(Dataset items)
------------------------------------------------------------

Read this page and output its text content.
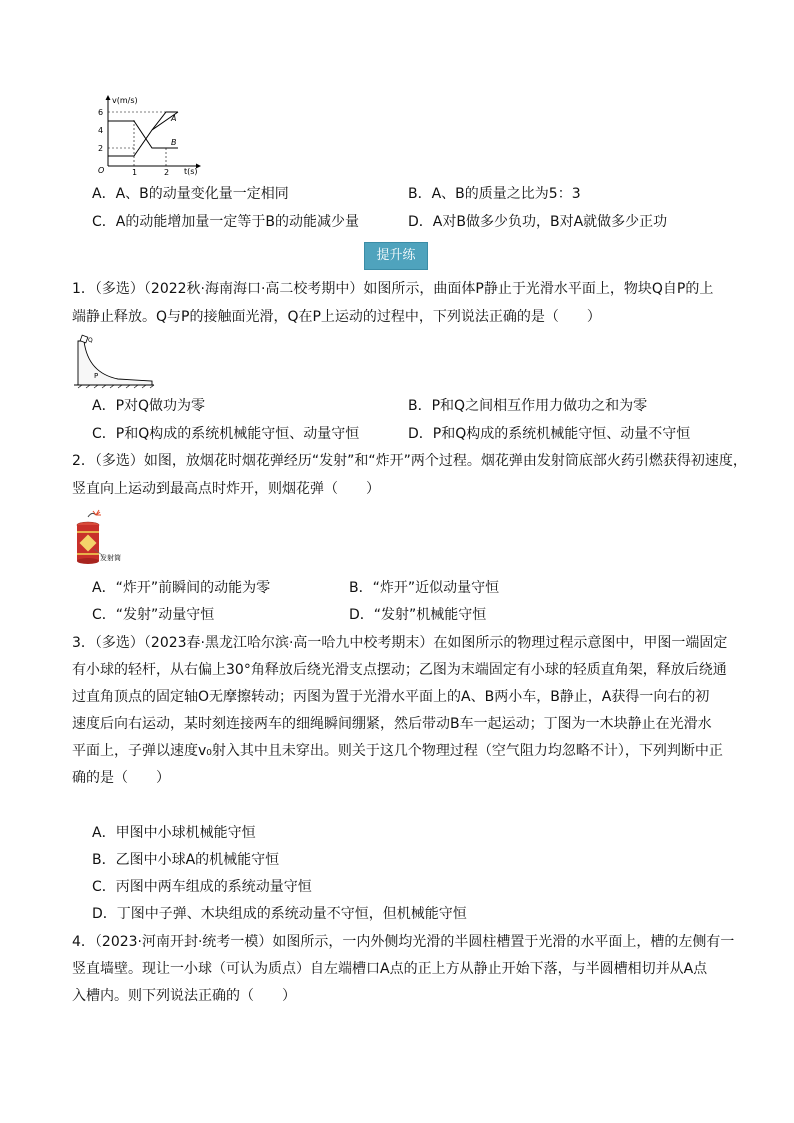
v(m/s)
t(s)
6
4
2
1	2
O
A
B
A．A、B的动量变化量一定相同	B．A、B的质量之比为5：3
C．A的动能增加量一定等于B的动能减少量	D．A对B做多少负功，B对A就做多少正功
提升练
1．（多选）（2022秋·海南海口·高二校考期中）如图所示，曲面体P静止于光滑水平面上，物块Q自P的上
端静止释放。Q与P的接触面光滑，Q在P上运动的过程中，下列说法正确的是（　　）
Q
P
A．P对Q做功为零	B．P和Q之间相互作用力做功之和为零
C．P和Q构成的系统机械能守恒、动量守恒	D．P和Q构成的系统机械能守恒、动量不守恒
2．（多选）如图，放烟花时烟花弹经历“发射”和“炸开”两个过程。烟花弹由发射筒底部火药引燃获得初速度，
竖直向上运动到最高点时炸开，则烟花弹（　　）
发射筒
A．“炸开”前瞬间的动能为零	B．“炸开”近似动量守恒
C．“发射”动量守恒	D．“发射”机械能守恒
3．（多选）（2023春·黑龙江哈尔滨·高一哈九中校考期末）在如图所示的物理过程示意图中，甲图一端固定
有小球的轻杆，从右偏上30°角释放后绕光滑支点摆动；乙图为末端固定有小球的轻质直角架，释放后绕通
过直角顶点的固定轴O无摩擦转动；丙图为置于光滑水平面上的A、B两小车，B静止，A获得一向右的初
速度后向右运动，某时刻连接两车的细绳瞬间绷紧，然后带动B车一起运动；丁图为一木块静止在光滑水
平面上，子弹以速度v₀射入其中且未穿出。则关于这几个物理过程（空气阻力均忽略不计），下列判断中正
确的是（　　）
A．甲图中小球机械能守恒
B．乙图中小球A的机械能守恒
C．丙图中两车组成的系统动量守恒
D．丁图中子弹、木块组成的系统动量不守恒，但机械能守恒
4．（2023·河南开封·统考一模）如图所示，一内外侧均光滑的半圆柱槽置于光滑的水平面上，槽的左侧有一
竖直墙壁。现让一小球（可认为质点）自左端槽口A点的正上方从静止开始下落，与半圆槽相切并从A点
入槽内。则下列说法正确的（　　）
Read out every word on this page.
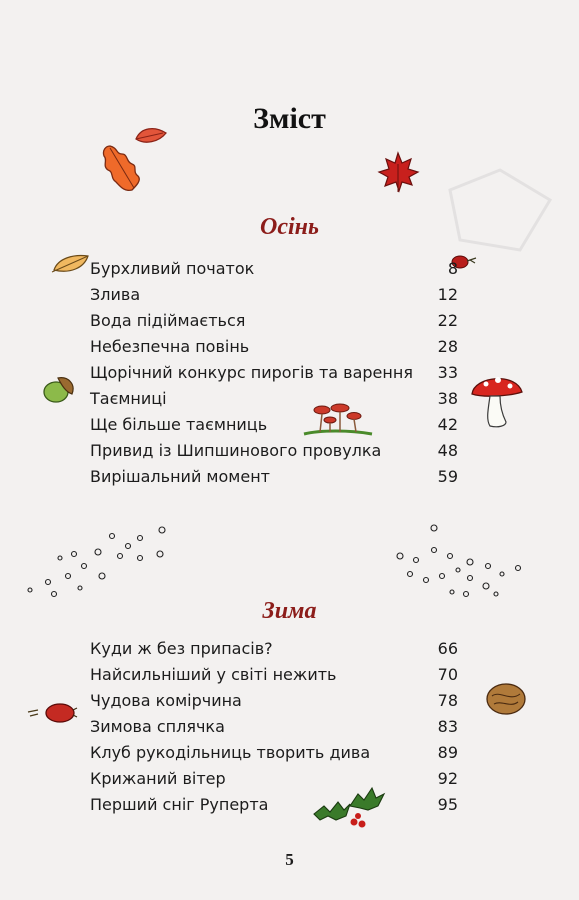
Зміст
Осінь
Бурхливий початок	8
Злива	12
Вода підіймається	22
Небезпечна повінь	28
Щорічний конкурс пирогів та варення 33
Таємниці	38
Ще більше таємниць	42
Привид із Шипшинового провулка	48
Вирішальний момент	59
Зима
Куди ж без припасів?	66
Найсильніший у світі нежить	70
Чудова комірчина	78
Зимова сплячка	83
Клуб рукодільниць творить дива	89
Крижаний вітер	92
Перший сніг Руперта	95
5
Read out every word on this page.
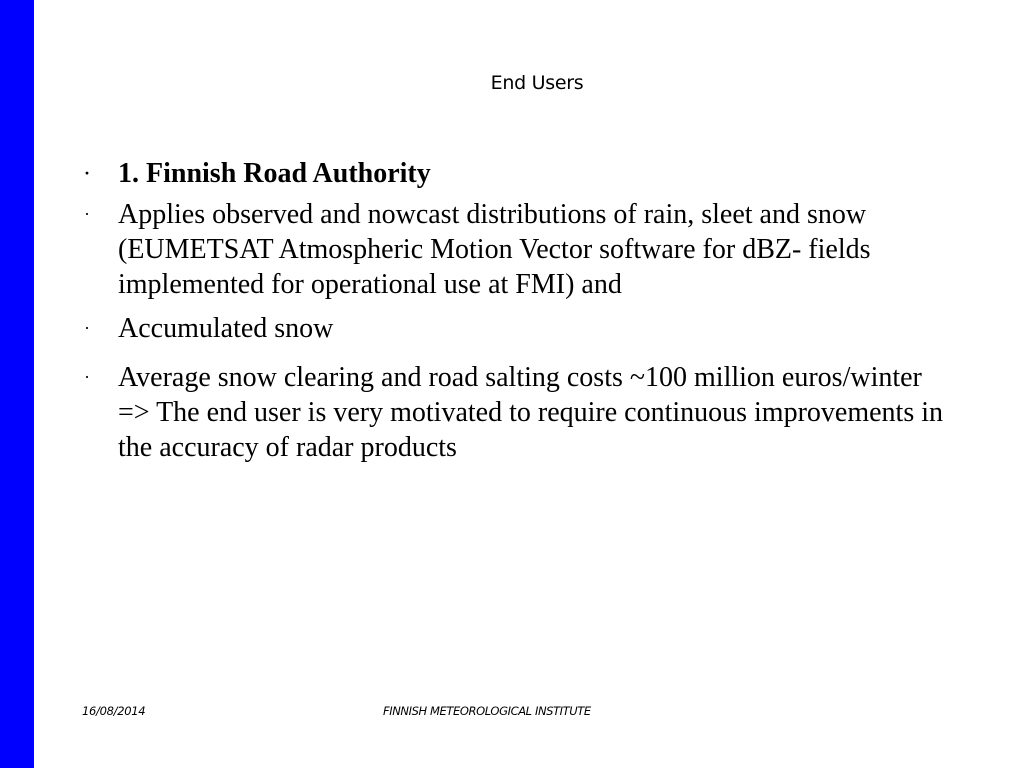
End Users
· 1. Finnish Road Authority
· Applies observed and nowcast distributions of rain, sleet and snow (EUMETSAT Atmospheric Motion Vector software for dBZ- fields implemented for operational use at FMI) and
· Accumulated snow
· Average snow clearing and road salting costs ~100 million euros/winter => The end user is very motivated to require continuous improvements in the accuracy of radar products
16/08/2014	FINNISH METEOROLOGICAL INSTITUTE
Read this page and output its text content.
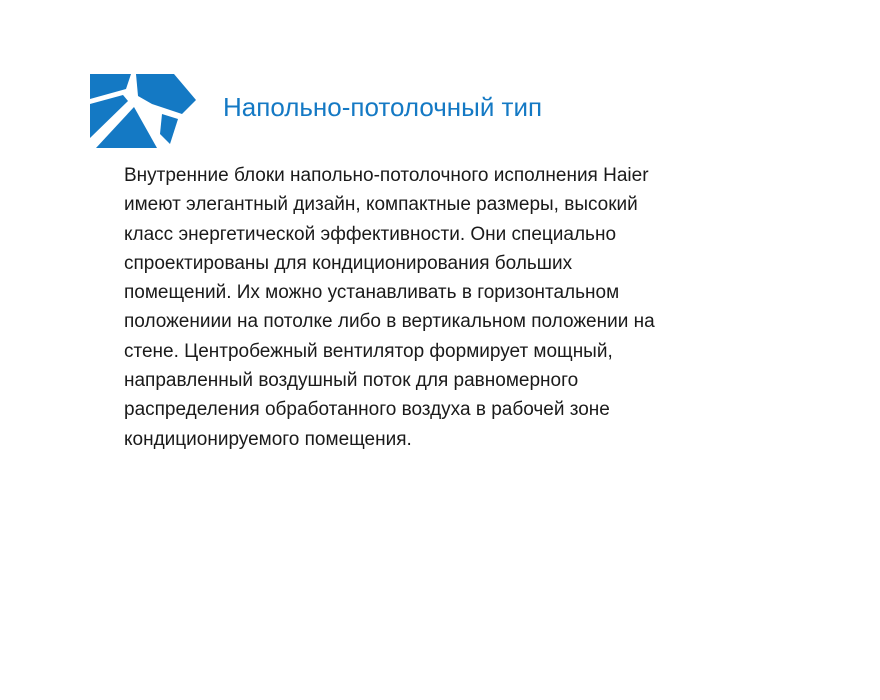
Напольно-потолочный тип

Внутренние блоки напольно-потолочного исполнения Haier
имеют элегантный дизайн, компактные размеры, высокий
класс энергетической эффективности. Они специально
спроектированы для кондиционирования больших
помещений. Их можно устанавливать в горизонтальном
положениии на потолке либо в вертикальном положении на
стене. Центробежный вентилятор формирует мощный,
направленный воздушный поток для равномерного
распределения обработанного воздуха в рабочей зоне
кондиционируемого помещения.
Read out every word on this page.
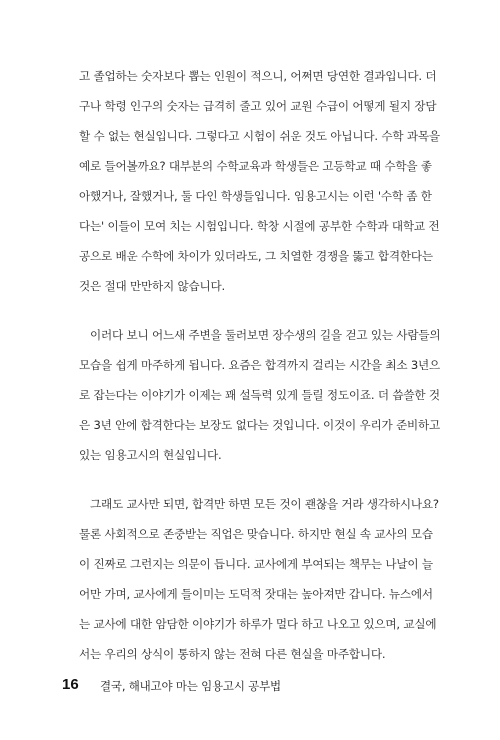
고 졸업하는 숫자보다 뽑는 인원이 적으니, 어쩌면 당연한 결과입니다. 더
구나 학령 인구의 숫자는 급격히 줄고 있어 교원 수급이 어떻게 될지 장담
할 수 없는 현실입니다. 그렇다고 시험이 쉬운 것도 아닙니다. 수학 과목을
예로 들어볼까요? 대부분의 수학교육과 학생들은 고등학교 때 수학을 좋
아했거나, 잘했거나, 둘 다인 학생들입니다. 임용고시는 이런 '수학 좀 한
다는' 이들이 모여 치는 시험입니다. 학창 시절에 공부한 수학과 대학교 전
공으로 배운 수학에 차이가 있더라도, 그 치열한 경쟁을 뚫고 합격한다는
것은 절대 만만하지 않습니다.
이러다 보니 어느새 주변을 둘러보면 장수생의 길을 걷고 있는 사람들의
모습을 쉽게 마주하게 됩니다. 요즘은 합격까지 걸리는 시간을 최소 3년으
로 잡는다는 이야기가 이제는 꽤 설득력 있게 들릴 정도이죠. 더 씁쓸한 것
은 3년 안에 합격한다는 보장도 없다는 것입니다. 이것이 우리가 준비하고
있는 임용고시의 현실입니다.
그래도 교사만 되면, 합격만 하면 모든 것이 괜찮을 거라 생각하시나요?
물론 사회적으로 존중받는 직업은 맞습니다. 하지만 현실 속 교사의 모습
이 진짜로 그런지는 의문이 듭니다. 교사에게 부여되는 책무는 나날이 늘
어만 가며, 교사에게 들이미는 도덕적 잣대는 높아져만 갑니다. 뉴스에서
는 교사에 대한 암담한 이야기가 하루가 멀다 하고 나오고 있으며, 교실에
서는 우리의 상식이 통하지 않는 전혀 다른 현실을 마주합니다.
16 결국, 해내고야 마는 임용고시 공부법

------------------------------------------------------------

Task objective. Report how many lines in the records above contain the word "snow", giving only the number.

Task answer. 3